> [Records supplied]
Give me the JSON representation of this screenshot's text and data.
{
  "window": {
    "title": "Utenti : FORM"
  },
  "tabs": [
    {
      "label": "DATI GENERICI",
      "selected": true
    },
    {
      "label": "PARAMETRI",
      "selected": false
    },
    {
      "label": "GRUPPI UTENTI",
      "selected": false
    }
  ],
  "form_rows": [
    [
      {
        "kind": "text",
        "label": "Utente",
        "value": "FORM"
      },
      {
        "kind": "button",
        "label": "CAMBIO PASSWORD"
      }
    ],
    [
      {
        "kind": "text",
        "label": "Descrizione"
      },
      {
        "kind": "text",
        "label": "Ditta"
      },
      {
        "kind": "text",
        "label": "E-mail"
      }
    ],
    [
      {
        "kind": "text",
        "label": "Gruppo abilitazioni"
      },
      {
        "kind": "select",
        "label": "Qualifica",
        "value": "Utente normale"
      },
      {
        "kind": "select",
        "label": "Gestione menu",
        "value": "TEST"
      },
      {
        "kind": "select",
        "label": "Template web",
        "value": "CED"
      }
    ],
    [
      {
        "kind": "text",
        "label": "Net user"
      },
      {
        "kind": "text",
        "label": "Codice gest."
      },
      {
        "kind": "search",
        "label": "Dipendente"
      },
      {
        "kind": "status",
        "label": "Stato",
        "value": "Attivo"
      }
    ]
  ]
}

> [What you need to do]
Write out the entries above once more, without altering anything.

> [Task solution]
Give me the JSON representation of this screenshot's text and data.
{
  "window": {
    "title": "Utenti : FORM"
  },
  "tabs": [
    {
      "label": "DATI GENERICI",
      "selected": true
    },
    {
      "label": "PARAMETRI",
      "selected": false
    },
    {
      "label": "GRUPPI UTENTI",
      "selected": false
    }
  ],
  "form_rows": [
    [
      {
        "kind": "text",
        "label": "Utente",
        "value": "FORM"
      },
      {
        "kind": "button",
        "label": "CAMBIO PASSWORD"
      }
    ],
    [
      {
        "kind": "text",
        "label": "Descrizione"
      },
      {
        "kind": "text",
        "label": "Ditta"
      },
      {
        "kind": "text",
        "label": "E-mail"
      }
    ],
    [
      {
        "kind": "text",
        "label": "Gruppo abilitazioni"
      },
      {
        "kind": "select",
        "label": "Qualifica",
        "value": "Utente normale"
      },
      {
        "kind": "select",
        "label": "Gestione menu",
        "value": "TEST"
      },
      {
        "kind": "select",
        "label": "Template web",
        "value": "CED"
      }
    ],
    [
      {
        "kind": "text",
        "label": "Net user"
      },
      {
        "kind": "text",
        "label": "Codice gest."
      },
      {
        "kind": "search",
        "label": "Dipendente"
      },
      {
        "kind": "status",
        "label": "Stato",
        "value": "Attivo"
      }
    ]
  ]
}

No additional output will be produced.